— QUÉ SE PIDE —
Según el texto sobre la teología de Gutiérrez, ¿en qué año pagó Romero con su vida su compromiso por la justicia?

— TEXTO DE PÁGINA —
-.-.-

La segunda parte del libro,
“Planteamiento del problema” expone la pregunta “¿qué relación hay entre
la salvación y el proceso histórico de liberación del hombre?” (63).
Gutiérrez examina la relación entre la fe en Dios y la realidad socio-política
terrenal. Una vida religiosa no debe distanciarse de la actividad
política según la teología propuesta por Gutiérrez: “la lucha por la
liberación de las clases oprimidas en este subcontinente, por la que
pasa necesariamente la efectiva humana responsabilidad política de todos,
busca senderos inéditos” (66). Previamente la comunidad cristiana se
había enfocado en la vida privada, pero como el salvadoreño Monseñor
Romero destacaría unos años después, Gutiérrez escribe que “todo está
coloreado políticamente. Los hombres entran en contacto entre ellos a
través de la mediación de lo político” (67). El acto de seguir la senda
hacia una revolución social no viene a “bajo costo” admite Gutiérrez, y
unos años después, en 1980, Romero pagó con su vida su compromiso por la
justicia, al delatar en sus sermones la violencia institucionalizada que
promovía el gobierno salvadoreño. A través de la praxis social exigida
del cristiano moderno, señala Gutiérrez, éste toma conciencia del
“carácter conflictivo de lo político” y busca “con lucidez y coraje” una
sociedad justa entre los hombres (68). La participación en el proceso de
liberación de los oprimidos “es un lugar obligado y privilegiado” en la
vida cristiana (69).

-.-.-

— LÍNEAS DE DATOS —
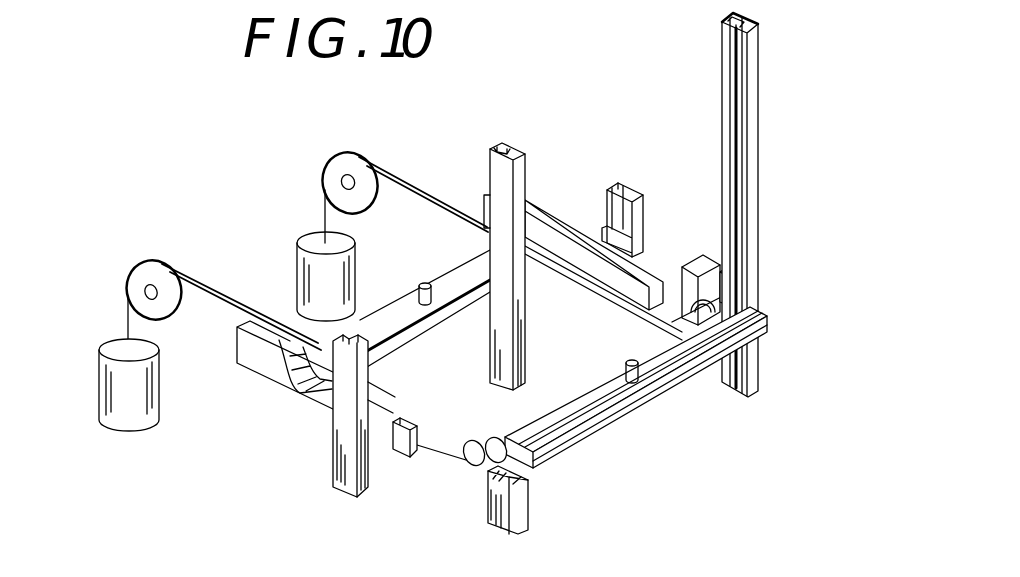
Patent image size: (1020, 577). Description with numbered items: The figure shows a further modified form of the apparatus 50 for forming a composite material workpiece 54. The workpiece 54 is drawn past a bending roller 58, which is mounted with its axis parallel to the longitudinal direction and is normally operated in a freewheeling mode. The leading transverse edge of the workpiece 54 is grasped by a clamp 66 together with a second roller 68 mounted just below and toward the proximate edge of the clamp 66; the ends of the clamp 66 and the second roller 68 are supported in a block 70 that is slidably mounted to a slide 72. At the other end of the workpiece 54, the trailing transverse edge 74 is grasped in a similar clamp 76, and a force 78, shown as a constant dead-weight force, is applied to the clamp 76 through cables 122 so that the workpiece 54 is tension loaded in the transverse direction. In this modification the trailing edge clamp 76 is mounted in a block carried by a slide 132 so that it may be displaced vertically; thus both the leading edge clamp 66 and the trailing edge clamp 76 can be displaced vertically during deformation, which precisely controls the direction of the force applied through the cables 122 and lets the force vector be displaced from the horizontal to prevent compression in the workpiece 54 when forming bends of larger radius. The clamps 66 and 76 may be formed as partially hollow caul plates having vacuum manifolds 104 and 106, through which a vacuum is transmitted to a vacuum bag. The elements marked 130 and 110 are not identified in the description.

-.-.-

— SOLUCIÓN DE TAREA —
En 1980.